§ **Vorliegender Text**

-=-=-=-=-

Perlentaucher-Notiz zur ZEIT-Rezension

Rezensentin Ilma Rakusa ist ausgesprochen beeindruckt von diesem Romandebüt. Allein schon dessen Ton lässt aus ihrer Sicht jeden "herkömmlichen Realismus" weit hinter sich. Wundersame Geschichte sieht sie im Verlauf ihrer Lektüre ineinander greifen und sich in Mikrogeschichten verzweigen. Sie spielen Rakusa zufolge in Mostar, Kairo oder im Wallis, handeln aber doch von so etwas wie der Unbestimmbarkeit des globalen Marktes, seiner Versprechen und der Menschen, die von und auf ihm leben. Jäh sieht sie in Hans-Peter Kunischs Beschreibungen Unschärfen mit Scharfeinstellungen wechseln. Insgesamt wächst sich die Schilderung von Menschen, Orten und Situationen für sie zu einem kleinen Welttheater aus, auf dem die Antihelden dieses Autors- "von keiner New Economy angekränkelt", immer auf der Suche nach "prallem Leben" und "unbefristeter Freiheit" sind.

© Perlentaucher Medien GmbH

Süddeutsche Zeitung - Rezension
Süddeutsche Zeitung | Besprechung von 09.01.2007

Eine Choreographie von Handel und Wandel
„Die Verlängerung des Marktes in den Abend hinein”: Hans-Peter Kunisch hat einen „Roman in Buden” geschrieben
„Die Verlängerung des Marktes in den Abend hinein” ist nicht etwa die Epopöe von der Liberalisierung des Ladenschlusses, sondern eine ziemlich versponnene Erkundung dessen, was „der Markt”, als Schau- und, buchstäblich verstanden, Gemeinplatz, als Topos und Schreibprinzip so alles hergibt. Einen „Roman in Buden” nennt der Schweizer Autor und Literatur-Kritiker dieser Zeitung Hans-Peter Kunisch seinen Erstling im Untertitel und liefert die reflexive Selbstbeschreibung seines Erzählvorhabens gleich mit: „Vielleicht”, heißt es da, „ist die dem Markt entsprechende Struktur die von Wellen, die der Einzelne auslöst, wenn er den Platz betritt, die ineinander übergehen und Strudel bilden, Spiralen, die sich ins Meer senken, sich Stichproben der Existenz holen, aber irgendwann wieder horizontal weiten.” Als „Ordnung des Lebens” will der nur in Umrissen hervortretende Ich-Erzähler den Markt „gefeiert” sehen. Eine solche Ordnung namens Markt hat nicht nur eine Struktur, sie hat auch ein Leben. Der Markt ist eine handfeste Veranstaltung aus Gerüchen und Gerüchten, Geschichten und Geschäften. Was sich Tag für Tag und Stand für Stand auf dem Markt zuträgt, ist die immergleiche, von unsichtbarer Hand gelenkte Choreographie von Handel und Wandel. Auf beides, auf die abstrakte wie auf die sinnliche Seite des Markts, hält Kunischs Roman ein waches Auge.

-=-=-=-=-

§ **Datensatz**
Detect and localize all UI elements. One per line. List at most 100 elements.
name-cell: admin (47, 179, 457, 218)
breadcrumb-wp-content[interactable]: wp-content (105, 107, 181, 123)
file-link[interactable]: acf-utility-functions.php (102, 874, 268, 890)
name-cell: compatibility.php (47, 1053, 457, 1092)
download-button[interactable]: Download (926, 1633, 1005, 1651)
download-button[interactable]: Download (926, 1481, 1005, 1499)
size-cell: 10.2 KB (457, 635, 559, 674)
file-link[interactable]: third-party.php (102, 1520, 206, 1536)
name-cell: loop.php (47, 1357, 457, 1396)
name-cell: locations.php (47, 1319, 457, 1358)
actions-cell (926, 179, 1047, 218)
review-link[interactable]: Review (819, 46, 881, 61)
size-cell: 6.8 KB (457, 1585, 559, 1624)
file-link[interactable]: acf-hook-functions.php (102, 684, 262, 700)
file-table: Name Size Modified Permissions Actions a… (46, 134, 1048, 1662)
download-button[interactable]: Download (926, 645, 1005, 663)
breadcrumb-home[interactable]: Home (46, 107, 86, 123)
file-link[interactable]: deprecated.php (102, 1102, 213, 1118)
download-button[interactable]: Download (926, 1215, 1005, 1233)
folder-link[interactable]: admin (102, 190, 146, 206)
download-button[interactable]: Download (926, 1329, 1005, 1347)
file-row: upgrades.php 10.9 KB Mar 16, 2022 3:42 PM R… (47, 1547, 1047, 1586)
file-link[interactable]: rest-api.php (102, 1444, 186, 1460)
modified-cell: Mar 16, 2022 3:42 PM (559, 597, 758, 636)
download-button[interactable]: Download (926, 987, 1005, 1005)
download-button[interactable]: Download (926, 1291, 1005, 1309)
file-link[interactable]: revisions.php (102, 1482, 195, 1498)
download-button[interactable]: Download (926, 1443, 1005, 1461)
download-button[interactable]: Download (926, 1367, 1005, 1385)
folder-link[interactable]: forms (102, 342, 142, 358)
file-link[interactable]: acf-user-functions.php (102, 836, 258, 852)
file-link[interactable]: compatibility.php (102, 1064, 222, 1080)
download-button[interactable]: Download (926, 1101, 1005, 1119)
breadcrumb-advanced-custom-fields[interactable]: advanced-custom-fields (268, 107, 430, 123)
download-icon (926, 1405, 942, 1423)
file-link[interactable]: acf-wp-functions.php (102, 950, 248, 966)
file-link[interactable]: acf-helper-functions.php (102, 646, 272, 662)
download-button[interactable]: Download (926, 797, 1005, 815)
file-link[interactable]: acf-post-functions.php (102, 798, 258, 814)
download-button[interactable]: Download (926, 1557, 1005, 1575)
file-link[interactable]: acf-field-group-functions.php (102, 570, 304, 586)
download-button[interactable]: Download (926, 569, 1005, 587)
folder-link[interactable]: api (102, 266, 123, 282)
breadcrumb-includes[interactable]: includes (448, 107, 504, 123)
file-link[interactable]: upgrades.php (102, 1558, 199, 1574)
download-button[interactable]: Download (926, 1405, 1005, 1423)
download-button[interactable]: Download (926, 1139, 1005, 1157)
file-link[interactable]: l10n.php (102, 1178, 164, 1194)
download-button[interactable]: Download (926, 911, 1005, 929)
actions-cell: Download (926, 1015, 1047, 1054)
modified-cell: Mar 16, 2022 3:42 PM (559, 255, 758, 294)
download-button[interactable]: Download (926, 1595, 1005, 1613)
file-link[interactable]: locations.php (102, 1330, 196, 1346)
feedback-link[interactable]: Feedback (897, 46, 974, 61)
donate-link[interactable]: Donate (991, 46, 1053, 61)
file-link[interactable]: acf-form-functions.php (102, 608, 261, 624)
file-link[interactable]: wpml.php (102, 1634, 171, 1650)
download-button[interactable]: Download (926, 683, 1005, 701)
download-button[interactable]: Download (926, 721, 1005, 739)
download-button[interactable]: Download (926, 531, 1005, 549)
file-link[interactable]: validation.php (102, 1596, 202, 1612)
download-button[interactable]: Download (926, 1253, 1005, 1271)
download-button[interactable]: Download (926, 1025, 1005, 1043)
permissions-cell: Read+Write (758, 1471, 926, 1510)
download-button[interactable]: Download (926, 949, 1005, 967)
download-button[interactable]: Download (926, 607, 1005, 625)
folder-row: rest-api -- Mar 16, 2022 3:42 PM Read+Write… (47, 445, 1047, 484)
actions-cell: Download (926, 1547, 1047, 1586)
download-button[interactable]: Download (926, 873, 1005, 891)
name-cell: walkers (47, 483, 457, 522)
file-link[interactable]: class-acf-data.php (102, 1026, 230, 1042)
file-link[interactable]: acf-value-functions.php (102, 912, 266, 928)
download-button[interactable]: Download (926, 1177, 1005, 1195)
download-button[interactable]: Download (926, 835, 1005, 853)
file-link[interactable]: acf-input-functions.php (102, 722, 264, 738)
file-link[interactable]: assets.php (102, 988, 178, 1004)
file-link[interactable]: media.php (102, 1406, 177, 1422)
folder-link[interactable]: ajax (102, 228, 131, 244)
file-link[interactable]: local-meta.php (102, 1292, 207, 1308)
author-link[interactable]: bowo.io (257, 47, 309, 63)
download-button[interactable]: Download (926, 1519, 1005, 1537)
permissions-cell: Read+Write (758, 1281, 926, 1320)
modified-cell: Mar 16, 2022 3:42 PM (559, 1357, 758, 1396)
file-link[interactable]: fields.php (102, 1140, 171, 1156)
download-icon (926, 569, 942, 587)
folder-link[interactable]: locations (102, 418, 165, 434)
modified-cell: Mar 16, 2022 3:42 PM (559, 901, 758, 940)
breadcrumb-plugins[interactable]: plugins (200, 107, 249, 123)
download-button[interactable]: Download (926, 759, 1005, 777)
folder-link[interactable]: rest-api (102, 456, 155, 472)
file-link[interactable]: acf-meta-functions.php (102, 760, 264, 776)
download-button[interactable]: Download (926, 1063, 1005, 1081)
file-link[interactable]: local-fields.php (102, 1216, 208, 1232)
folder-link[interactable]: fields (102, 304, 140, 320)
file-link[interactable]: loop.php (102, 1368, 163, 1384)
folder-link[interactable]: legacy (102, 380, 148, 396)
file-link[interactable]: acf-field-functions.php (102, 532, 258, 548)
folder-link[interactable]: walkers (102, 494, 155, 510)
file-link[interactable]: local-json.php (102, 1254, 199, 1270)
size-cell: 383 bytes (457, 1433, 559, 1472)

-=-=-=-=-

§ **Pflichtaufgabe 1**
Gib den Absatz des vorliegenden Textes, der mit „Rezensentin Ilma Rakusa ist ausgesprochen beeindruckt“ beginnt, als kurze Stichpunktliste wieder und behalte dabei seine wichtigsten Aussagen bei.
§ **Pflichtaufgabe 2**
Führe die Rezension zu Hans-Peter Kunischs „Roman in Buden“ aus dem vorliegenden Text nach ihrem letzten Satz weiter.

§ **Antwort 1**
- Ilma Rakusa ist von dem Romandebüt stark beeindruckt. Schon sein Ton lässt für sie jeden „herkömmlichen Realismus“ weit hinter sich.
- Wundersame Geschichten greifen ineinander und verzweigen sich in Mikrogeschichten.
- Schauplätze sind Mostar, Kairo und das Wallis. Thema ist die Unbestimmbarkeit des globalen Marktes, seiner Versprechen und der Menschen, die von und auf ihm leben.
- In Hans-Peter Kunischs Beschreibungen wechseln Unschärfen jäh mit Scharfeinstellungen.
- Insgesamt entsteht ein kleines Welttheater. Dessen Antihelden sind „von keiner New Economy angekränkelt“ und immer auf der Suche nach „prallem Leben“ und „unbefristeter Freiheit“.

§ **Antwort 2**
Hans-Peter Kunischs Markt hat ein ganz konkretes Vorbild, nämlich den Münchener Viktualienmarkt, dessen „Bewohnern” und Standleuten der Autor am Ende dankt. Als „Aufenthaltsraum mitten in der Stadt” wird der Markt hier gepriesen, und ganz offensichtlich beschäftigen den Autor die kommunikativen und raumzeitlichen Gegebenheiten des Marktplatzes mehr als die zum Verkauf und Verzehr angebotenen Genüsse. Jedenfalls kann sich jeder, der den Viktualienmarkt kennt, Kunischs Markt mühelos vorstellen, die schrägen Kupferdächer, die grünen Holzverkleidungen, die Moststände, Obst- und Blumenläden. Hier also „spielt” der Roman, sofern er überhaupt spielt. Eine Handlung wird hier nicht geboten, sondern, der Marktform gemäß, ein Gang von einer Bude zur anderen, von einem Marktbewohner zum nächsten und, als wäre der merkantile Mikrokosmos allein noch nicht genug, die „Verlängerung” der Perspektiven nicht nur in den Abend, sondern in die Welt hinein.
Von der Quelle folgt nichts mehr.